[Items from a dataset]

========

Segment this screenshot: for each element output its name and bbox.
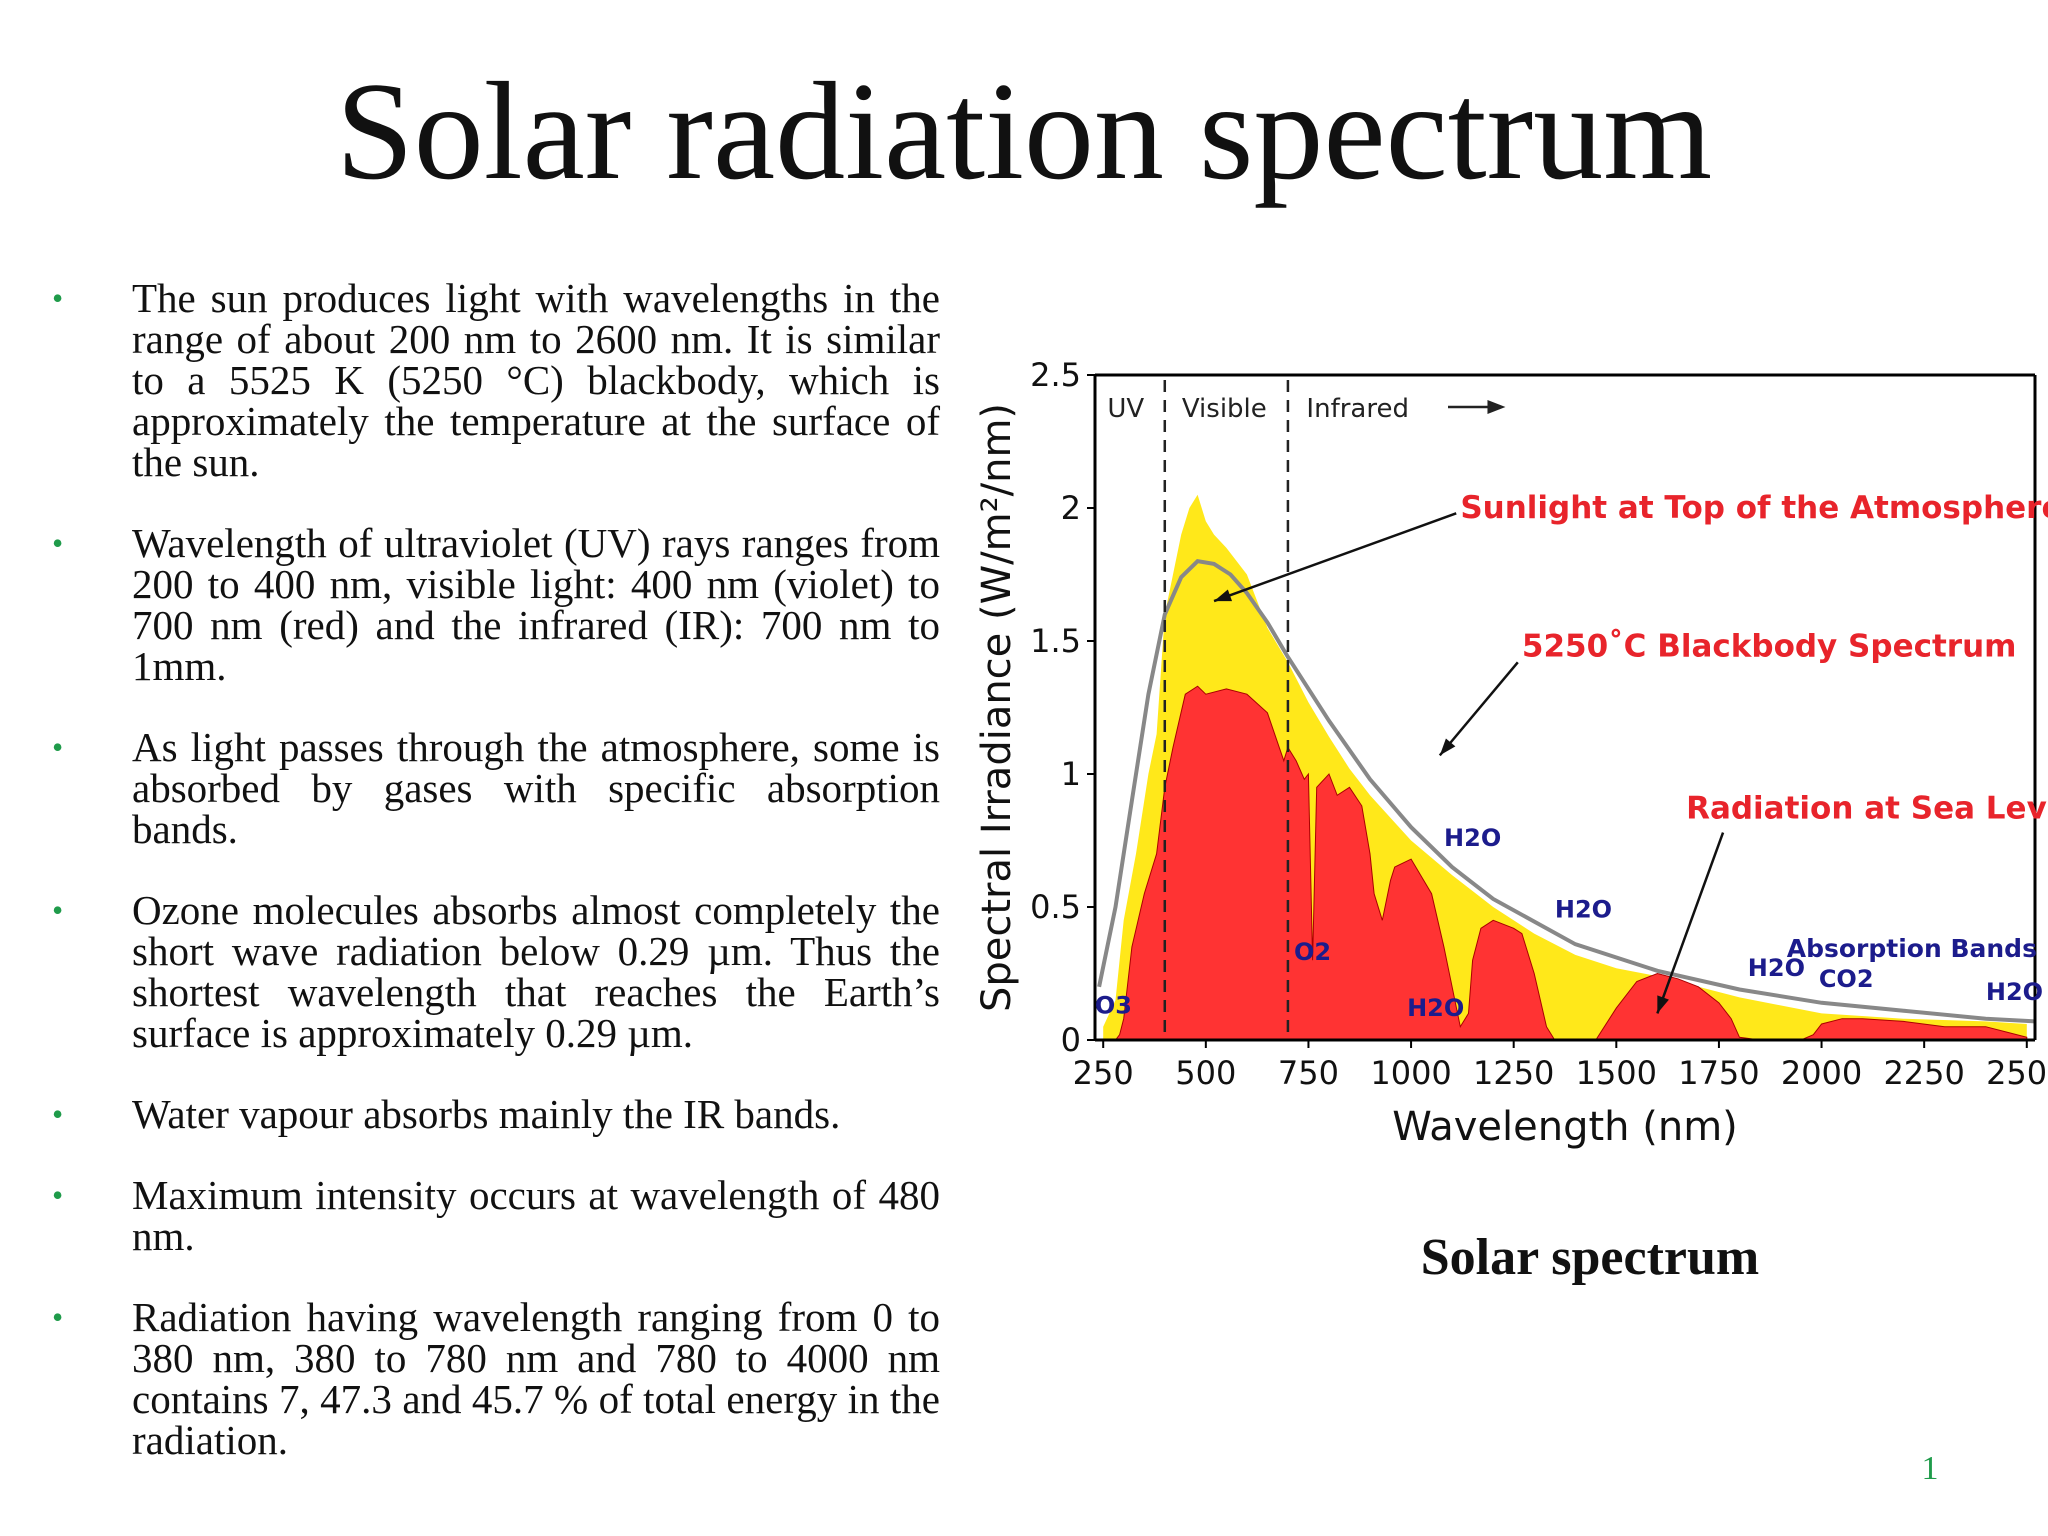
region-label-visible: Visible [1182,394,1267,424]
x-tick-label: 1500 [1576,1054,1657,1092]
x-tick-label: 1750 [1678,1054,1759,1092]
x-tick-label: 2000 [1781,1054,1862,1092]
bullet-dot: • [52,1177,64,1213]
leader-arrow-blackbody-head [1439,738,1456,756]
absorption-label-h2o: H2O [1986,978,2043,1006]
bullet-dot: • [52,280,64,316]
bullet-text: Radiation having wavelength ranging from… [132,1294,940,1463]
series-blackbody-line [1097,559,2036,1024]
leader-arrow-sea-level-head [1657,995,1669,1014]
x-tick-label: 250 [1073,1054,1134,1092]
bullet-text: Maximum intensity occurs at wavelength o… [132,1172,940,1259]
x-axis-label: Wavelength (nm) [1392,1104,1738,1150]
bullet-dot: • [52,729,64,765]
leader-arrow-sea-level [1656,832,1725,1014]
x-tick-label: 1250 [1473,1054,1554,1092]
bullet-dot: • [52,892,64,928]
page-number: 1 [1921,1450,1939,1487]
bullet-dot: • [52,1299,64,1335]
absorption-label-h2o: H2O [1407,994,1464,1022]
bullet-item: • Water vapour absorbs mainly the IR band… [50,1094,940,1135]
annotation-absorption-bands: Absorption Bands [1787,934,2037,963]
absorption-label-o2: O2 [1294,938,1331,966]
y-tick-label: 2 [1061,489,1081,527]
region-label-infrared: Infrared [1306,394,1409,424]
y-tick-label: 0 [1061,1021,1081,1059]
y-tick-label: 0.5 [1030,888,1081,926]
bullet-item: • Ozone molecules absorbs almost complete… [50,890,940,1054]
bullet-item: • The sun produces light with wavelengths… [50,278,940,483]
bullet-list: • The sun produces light with wavelengths… [50,278,940,1501]
bullet-text: Water vapour absorbs mainly the IR bands… [132,1091,841,1137]
bullet-item: • Maximum intensity occurs at wavelength … [50,1175,940,1257]
bullet-item: • Wavelength of ultraviolet (UV) rays ran… [50,523,940,687]
absorption-label-h2o: H2O [1444,824,1501,852]
leader-arrow-blackbody [1438,661,1519,757]
chart-caption: Solar spectrum [1420,1229,1760,1286]
y-tick-label: 2.5 [1030,356,1081,394]
x-tick-label: 1000 [1370,1054,1451,1092]
solar-spectrum-chart: UV Visible Infrared 250 500 750 1000 1250 1500 17… [965,340,2048,1170]
chart-svg: UV Visible Infrared 250 500 750 1000 1250 1500 17… [974,356,2048,1150]
bullet-dot: • [52,1096,64,1132]
absorption-label-h2o: H2O [1555,896,1612,924]
bullet-item: • Radiation having wavelength ranging fro… [50,1297,940,1461]
leader-arrow-top-of-atmosphere [1213,512,1457,603]
y-axis-label: Spectral Irradiance (W/m²/nm) [974,403,1020,1012]
y-tick-label: 1 [1061,755,1081,793]
absorption-label-h2o: H2O [1748,954,1805,982]
annotation-top-of-atmosphere: Sunlight at Top of the Atmosphere [1460,490,2048,526]
leader-arrow-top-of-atmosphere-head [1214,589,1233,602]
infrared-arrow-head [1487,400,1506,414]
bullet-text: Ozone molecules absorbs almost completel… [132,887,940,1056]
bullet-text: As light passes through the atmosphere, … [132,724,940,852]
bullet-text: The sun produces light with wavelengths … [132,275,940,485]
annotation-sea-level: Radiation at Sea Level [1686,791,2048,827]
annotation-blackbody: 5250˚C Blackbody Spectrum [1522,628,2017,664]
x-tick-label: 500 [1175,1054,1236,1092]
bullet-item: • As light passes through the atmosphere,… [50,727,940,850]
region-label-uv: UV [1107,394,1144,424]
y-tick-label: 1.5 [1030,622,1081,660]
absorption-label-co2: CO2 [1819,965,1874,993]
x-tick-label: 2250 [1883,1054,1964,1092]
absorption-label-o3: O3 [1095,991,1132,1019]
slide-title: Solar radiation spectrum [335,54,1713,209]
x-tick-label: 750 [1278,1054,1339,1092]
bullet-text: Wavelength of ultraviolet (UV) rays rang… [132,520,940,689]
bullet-dot: • [52,525,64,561]
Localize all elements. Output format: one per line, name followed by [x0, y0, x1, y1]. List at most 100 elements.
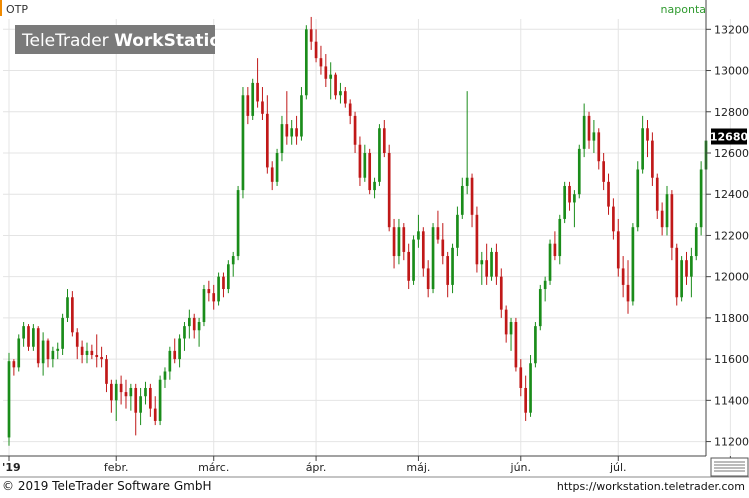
candle-body — [631, 227, 635, 302]
candle-body — [451, 247, 454, 285]
candle-body — [373, 181, 376, 191]
candle — [124, 379, 128, 409]
copyright-text: © 2019 TeleTrader Software GmbH — [2, 479, 212, 493]
x-tick-label: '19 — [2, 461, 21, 474]
candle — [222, 272, 225, 298]
candle-body — [592, 132, 596, 141]
candle-body — [51, 350, 55, 360]
candle-body — [548, 243, 552, 281]
candle-body — [163, 371, 167, 380]
candle — [90, 344, 94, 360]
candle — [378, 124, 381, 186]
candle — [514, 317, 518, 372]
candle-body — [217, 276, 220, 302]
candle-body — [124, 392, 128, 397]
candle — [197, 317, 201, 347]
source-url[interactable]: https://workstation.teletrader.com — [557, 480, 745, 493]
candle-body — [188, 317, 191, 327]
candle — [485, 243, 489, 285]
candle-body — [231, 256, 235, 265]
candle — [256, 58, 259, 108]
candle-body — [197, 322, 201, 331]
candle-body — [490, 251, 493, 277]
candle — [251, 78, 255, 121]
candle-body — [66, 297, 69, 318]
candle-body — [324, 66, 328, 79]
candle-body — [675, 247, 679, 298]
candle — [499, 268, 503, 318]
candle — [358, 136, 362, 186]
candle-body — [475, 214, 479, 265]
candle-body — [441, 239, 445, 257]
candle — [612, 198, 615, 240]
symbol-marker — [0, 0, 2, 16]
candle-body — [153, 408, 157, 421]
candle — [680, 256, 683, 302]
candle-body — [465, 177, 469, 186]
candle — [529, 354, 532, 417]
candle-body — [139, 396, 142, 413]
candle-body — [495, 251, 498, 277]
candle-body — [256, 82, 259, 102]
candle — [631, 223, 635, 306]
candle-body — [105, 359, 108, 384]
candle-body — [71, 297, 74, 333]
candle — [548, 239, 552, 285]
candle — [665, 185, 669, 236]
candle — [534, 322, 537, 368]
candle — [621, 256, 625, 298]
candle-body — [173, 350, 177, 360]
candle — [309, 16, 313, 50]
candle-body — [660, 210, 664, 228]
candle — [80, 340, 84, 364]
candle — [524, 375, 527, 421]
candle-body — [129, 387, 133, 397]
resize-grip-box — [710, 457, 749, 477]
candle — [402, 223, 406, 261]
candle — [690, 247, 693, 298]
brand-badge: TeleTrader WorkStation — [15, 25, 233, 54]
candle-body — [207, 289, 211, 294]
x-tick-label: febr. — [104, 461, 129, 474]
candle — [675, 243, 679, 306]
candle — [577, 144, 581, 199]
candle — [446, 251, 450, 298]
candle-body — [251, 82, 255, 116]
candle-body — [363, 152, 367, 178]
candle — [651, 132, 654, 186]
candle-body — [265, 113, 269, 168]
candle-body — [134, 387, 138, 413]
candle-body — [626, 284, 630, 302]
candle — [261, 87, 264, 121]
candle-body — [36, 328, 40, 364]
candle — [421, 227, 425, 277]
candle-body — [75, 332, 79, 347]
last-price-label: 12680 — [710, 130, 749, 143]
candle — [607, 173, 610, 215]
candle — [119, 375, 123, 405]
candle — [270, 161, 274, 191]
candle — [694, 223, 698, 261]
candle — [61, 313, 64, 355]
candle-body — [56, 348, 60, 351]
candle-body — [178, 338, 181, 360]
candle-body — [46, 340, 50, 360]
candle — [290, 120, 294, 145]
candle-body — [261, 101, 264, 114]
candle-body — [402, 227, 406, 252]
candle — [699, 161, 703, 236]
period-label[interactable]: naponta — [661, 3, 706, 16]
candle-body — [694, 227, 698, 257]
candle — [660, 202, 664, 236]
resize-grip-icon[interactable] — [710, 457, 749, 477]
candle-body — [246, 95, 250, 116]
candle-body — [636, 169, 640, 228]
candle-body — [285, 124, 289, 137]
candle-body — [212, 293, 216, 302]
candle — [426, 260, 430, 298]
candle — [451, 243, 454, 294]
candle — [324, 54, 328, 88]
candle — [475, 206, 479, 273]
y-tick-label: 12400 — [714, 188, 749, 201]
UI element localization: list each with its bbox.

========

— Task objective —
In the entries above, put the lines from the one containing "candle-body — [631, 227, 635, 302]" through the one containing "candle — [529, 354, 532, 417]" into a numbered list, skipping any blank lines.

— Worked solution —
1. candle-body — [631, 227, 635, 302]
2. candle-body — [451, 247, 454, 285]
3. candle-body — [373, 181, 376, 191]
4. candle — [124, 379, 128, 409]
5. copyright-text: © 2019 TeleTrader Software GmbH — [2, 479, 212, 493]
6. x-tick-label: '19 — [2, 461, 21, 474]
7. candle — [222, 272, 225, 298]
8. candle-body — [592, 132, 596, 141]
9. candle-body — [51, 350, 55, 360]
10. candle-body — [548, 243, 552, 281]
11. candle-body — [163, 371, 167, 380]
12. candle — [90, 344, 94, 360]
13. candle — [378, 124, 381, 186]
14. candle — [514, 317, 518, 372]
15. candle-body — [217, 276, 220, 302]
16. candle-body — [124, 392, 128, 397]
17. candle — [197, 317, 201, 347]
18. source-url[interactable]: https://workstation.teletrader.com — [557, 480, 745, 493]
19. candle-body — [188, 317, 191, 327]
20. candle — [485, 243, 489, 285]
21. candle-body — [231, 256, 235, 265]
22. candle — [256, 58, 259, 108]
23. candle-body — [197, 322, 201, 331]
24. candle-body — [490, 251, 493, 277]
25. candle — [251, 78, 255, 121]
26. candle-body — [66, 297, 69, 318]
27. candle-body — [324, 66, 328, 79]
28. candle-body — [675, 247, 679, 298]
29. candle — [499, 268, 503, 318]
30. candle — [358, 136, 362, 186]
31. candle-body — [475, 214, 479, 265]
32. candle-body — [441, 239, 445, 257]
33. candle — [612, 198, 615, 240]
34. symbol-marker — [0, 0, 2, 16]
35. candle-body — [153, 408, 157, 421]
36. candle — [680, 256, 683, 302]
37. candle-body — [465, 177, 469, 186]
38. candle — [529, 354, 532, 417]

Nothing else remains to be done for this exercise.